### [STATED GOAL]
In full and without alteration, repeat the material.

Data records
- - -
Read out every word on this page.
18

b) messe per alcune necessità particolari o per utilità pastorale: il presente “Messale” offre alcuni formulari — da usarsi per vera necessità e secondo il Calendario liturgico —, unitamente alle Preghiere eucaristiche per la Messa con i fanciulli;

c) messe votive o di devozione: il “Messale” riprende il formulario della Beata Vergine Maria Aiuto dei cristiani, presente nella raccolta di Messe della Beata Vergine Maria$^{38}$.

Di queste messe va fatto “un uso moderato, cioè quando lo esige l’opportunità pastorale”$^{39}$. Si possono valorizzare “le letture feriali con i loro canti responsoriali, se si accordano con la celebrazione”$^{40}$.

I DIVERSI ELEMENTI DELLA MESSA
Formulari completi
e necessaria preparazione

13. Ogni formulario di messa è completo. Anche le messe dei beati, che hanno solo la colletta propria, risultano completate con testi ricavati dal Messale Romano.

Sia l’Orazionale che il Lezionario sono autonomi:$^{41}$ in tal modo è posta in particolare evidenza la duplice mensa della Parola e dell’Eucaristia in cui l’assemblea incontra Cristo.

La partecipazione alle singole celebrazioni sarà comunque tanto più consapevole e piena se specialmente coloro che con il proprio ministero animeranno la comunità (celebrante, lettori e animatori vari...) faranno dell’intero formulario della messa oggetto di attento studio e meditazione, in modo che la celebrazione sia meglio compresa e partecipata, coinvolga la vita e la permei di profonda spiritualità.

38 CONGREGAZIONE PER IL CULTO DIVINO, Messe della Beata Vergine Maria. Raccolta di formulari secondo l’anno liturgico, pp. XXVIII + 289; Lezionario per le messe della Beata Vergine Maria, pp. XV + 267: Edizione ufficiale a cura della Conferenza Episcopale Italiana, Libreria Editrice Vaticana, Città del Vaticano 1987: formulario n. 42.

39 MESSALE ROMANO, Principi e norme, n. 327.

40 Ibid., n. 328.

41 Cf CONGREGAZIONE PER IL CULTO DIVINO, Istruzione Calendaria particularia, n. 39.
- - -
### [OUTPUT]
Read out every word on this page.
18

b) messe per alcune necessità particolari o per utilità pastorale: il presente “Messale” offre alcuni formulari — da usarsi per vera necessità e secondo il Calendario liturgico —, unitamente alle Preghiere eucaristiche per la Messa con i fanciulli;

c) messe votive o di devozione: il “Messale” riprende il formulario della Beata Vergine Maria Aiuto dei cristiani, presente nella raccolta di Messe della Beata Vergine Maria$^{38}$.

Di queste messe va fatto “un uso moderato, cioè quando lo esige l’opportunità pastorale”$^{39}$. Si possono valorizzare “le letture feriali con i loro canti responsoriali, se si accordano con la celebrazione”$^{40}$.

I DIVERSI ELEMENTI DELLA MESSA
Formulari completi
e necessaria preparazione

13. Ogni formulario di messa è completo. Anche le messe dei beati, che hanno solo la colletta propria, risultano completate con testi ricavati dal Messale Romano.

Sia l’Orazionale che il Lezionario sono autonomi:$^{41}$ in tal modo è posta in particolare evidenza la duplice mensa della Parola e dell’Eucaristia in cui l’assemblea incontra Cristo.

La partecipazione alle singole celebrazioni sarà comunque tanto più consapevole e piena se specialmente coloro che con il proprio ministero animeranno la comunità (celebrante, lettori e animatori vari...) faranno dell’intero formulario della messa oggetto di attento studio e meditazione, in modo che la celebrazione sia meglio compresa e partecipata, coinvolga la vita e la permei di profonda spiritualità.

38 CONGREGAZIONE PER IL CULTO DIVINO, Messe della Beata Vergine Maria. Raccolta di formulari secondo l’anno liturgico, pp. XXVIII + 289; Lezionario per le messe della Beata Vergine Maria, pp. XV + 267: Edizione ufficiale a cura della Conferenza Episcopale Italiana, Libreria Editrice Vaticana, Città del Vaticano 1987: formulario n. 42.

39 MESSALE ROMANO, Principi e norme, n. 327.

40 Ibid., n. 328.

41 Cf CONGREGAZIONE PER IL CULTO DIVINO, Istruzione Calendaria particularia, n. 39.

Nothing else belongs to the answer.